#### DATA PROVIDED:
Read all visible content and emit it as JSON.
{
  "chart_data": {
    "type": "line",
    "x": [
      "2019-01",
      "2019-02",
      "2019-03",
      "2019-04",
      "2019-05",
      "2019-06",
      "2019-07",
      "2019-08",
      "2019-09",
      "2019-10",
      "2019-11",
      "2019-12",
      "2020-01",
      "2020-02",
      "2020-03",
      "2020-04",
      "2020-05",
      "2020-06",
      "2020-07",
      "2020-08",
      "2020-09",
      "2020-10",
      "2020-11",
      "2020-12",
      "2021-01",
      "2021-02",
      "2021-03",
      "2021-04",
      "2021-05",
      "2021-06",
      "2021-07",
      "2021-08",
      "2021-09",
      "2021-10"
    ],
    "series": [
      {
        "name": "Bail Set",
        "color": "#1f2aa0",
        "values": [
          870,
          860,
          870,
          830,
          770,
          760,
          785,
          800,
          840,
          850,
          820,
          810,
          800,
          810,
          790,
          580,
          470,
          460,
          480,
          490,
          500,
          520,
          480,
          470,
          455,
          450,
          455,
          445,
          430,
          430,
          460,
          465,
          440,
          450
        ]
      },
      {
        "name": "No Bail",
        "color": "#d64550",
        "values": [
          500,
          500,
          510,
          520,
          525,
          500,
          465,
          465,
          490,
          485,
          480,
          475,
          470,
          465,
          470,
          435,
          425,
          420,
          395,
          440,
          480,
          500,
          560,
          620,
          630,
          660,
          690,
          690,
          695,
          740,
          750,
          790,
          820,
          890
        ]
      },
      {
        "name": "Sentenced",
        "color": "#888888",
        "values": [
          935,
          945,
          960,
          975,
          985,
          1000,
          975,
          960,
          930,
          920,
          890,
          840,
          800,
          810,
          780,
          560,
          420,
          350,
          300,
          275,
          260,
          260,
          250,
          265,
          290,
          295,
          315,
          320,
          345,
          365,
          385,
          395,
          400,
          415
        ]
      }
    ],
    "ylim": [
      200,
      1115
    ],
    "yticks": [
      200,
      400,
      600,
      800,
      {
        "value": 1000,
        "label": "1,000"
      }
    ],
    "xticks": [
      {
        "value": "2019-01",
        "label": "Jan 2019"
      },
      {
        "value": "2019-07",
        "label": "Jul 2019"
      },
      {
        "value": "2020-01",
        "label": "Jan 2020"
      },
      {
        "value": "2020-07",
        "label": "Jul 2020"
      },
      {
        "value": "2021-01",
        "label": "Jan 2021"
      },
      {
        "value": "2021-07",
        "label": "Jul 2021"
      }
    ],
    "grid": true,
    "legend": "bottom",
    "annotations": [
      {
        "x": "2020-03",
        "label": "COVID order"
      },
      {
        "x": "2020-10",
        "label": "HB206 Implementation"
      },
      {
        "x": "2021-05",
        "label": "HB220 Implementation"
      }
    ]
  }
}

#### JOB:
Transcribe the whole listing exactly.

#### THE RESPONSE:
Read all visible content and emit it as JSON.
{
  "chart_data": {
    "type": "line",
    "x": [
      "2019-01",
      "2019-02",
      "2019-03",
      "2019-04",
      "2019-05",
      "2019-06",
      "2019-07",
      "2019-08",
      "2019-09",
      "2019-10",
      "2019-11",
      "2019-12",
      "2020-01",
      "2020-02",
      "2020-03",
      "2020-04",
      "2020-05",
      "2020-06",
      "2020-07",
      "2020-08",
      "2020-09",
      "2020-10",
      "2020-11",
      "2020-12",
      "2021-01",
      "2021-02",
      "2021-03",
      "2021-04",
      "2021-05",
      "2021-06",
      "2021-07",
      "2021-08",
      "2021-09",
      "2021-10"
    ],
    "series": [
      {
        "name": "Bail Set",
        "color": "#1f2aa0",
        "values": [
          870,
          860,
          870,
          830,
          770,
          760,
          785,
          800,
          840,
          850,
          820,
          810,
          800,
          810,
          790,
          580,
          470,
          460,
          480,
          490,
          500,
          520,
          480,
          470,
          455,
          450,
          455,
          445,
          430,
          430,
          460,
          465,
          440,
          450
        ]
      },
      {
        "name": "No Bail",
        "color": "#d64550",
        "values": [
          500,
          500,
          510,
          520,
          525,
          500,
          465,
          465,
          490,
          485,
          480,
          475,
          470,
          465,
          470,
          435,
          425,
          420,
          395,
          440,
          480,
          500,
          560,
          620,
          630,
          660,
          690,
          690,
          695,
          740,
          750,
          790,
          820,
          890
        ]
      },
      {
        "name": "Sentenced",
        "color": "#888888",
        "values": [
          935,
          945,
          960,
          975,
          985,
          1000,
          975,
          960,
          930,
          920,
          890,
          840,
          800,
          810,
          780,
          560,
          420,
          350,
          300,
          275,
          260,
          260,
          250,
          265,
          290,
          295,
          315,
          320,
          345,
          365,
          385,
          395,
          400,
          415
        ]
      }
    ],
    "ylim": [
      200,
      1115
    ],
    "yticks": [
      200,
      400,
      600,
      800,
      {
        "value": 1000,
        "label": "1,000"
      }
    ],
    "xticks": [
      {
        "value": "2019-01",
        "label": "Jan 2019"
      },
      {
        "value": "2019-07",
        "label": "Jul 2019"
      },
      {
        "value": "2020-01",
        "label": "Jan 2020"
      },
      {
        "value": "2020-07",
        "label": "Jul 2020"
      },
      {
        "value": "2021-01",
        "label": "Jan 2021"
      },
      {
        "value": "2021-07",
        "label": "Jul 2021"
      }
    ],
    "grid": true,
    "legend": "bottom",
    "annotations": [
      {
        "x": "2020-03",
        "label": "COVID order"
      },
      {
        "x": "2020-10",
        "label": "HB206 Implementation"
      },
      {
        "x": "2021-05",
        "label": "HB220 Implementation"
      }
    ]
  }
}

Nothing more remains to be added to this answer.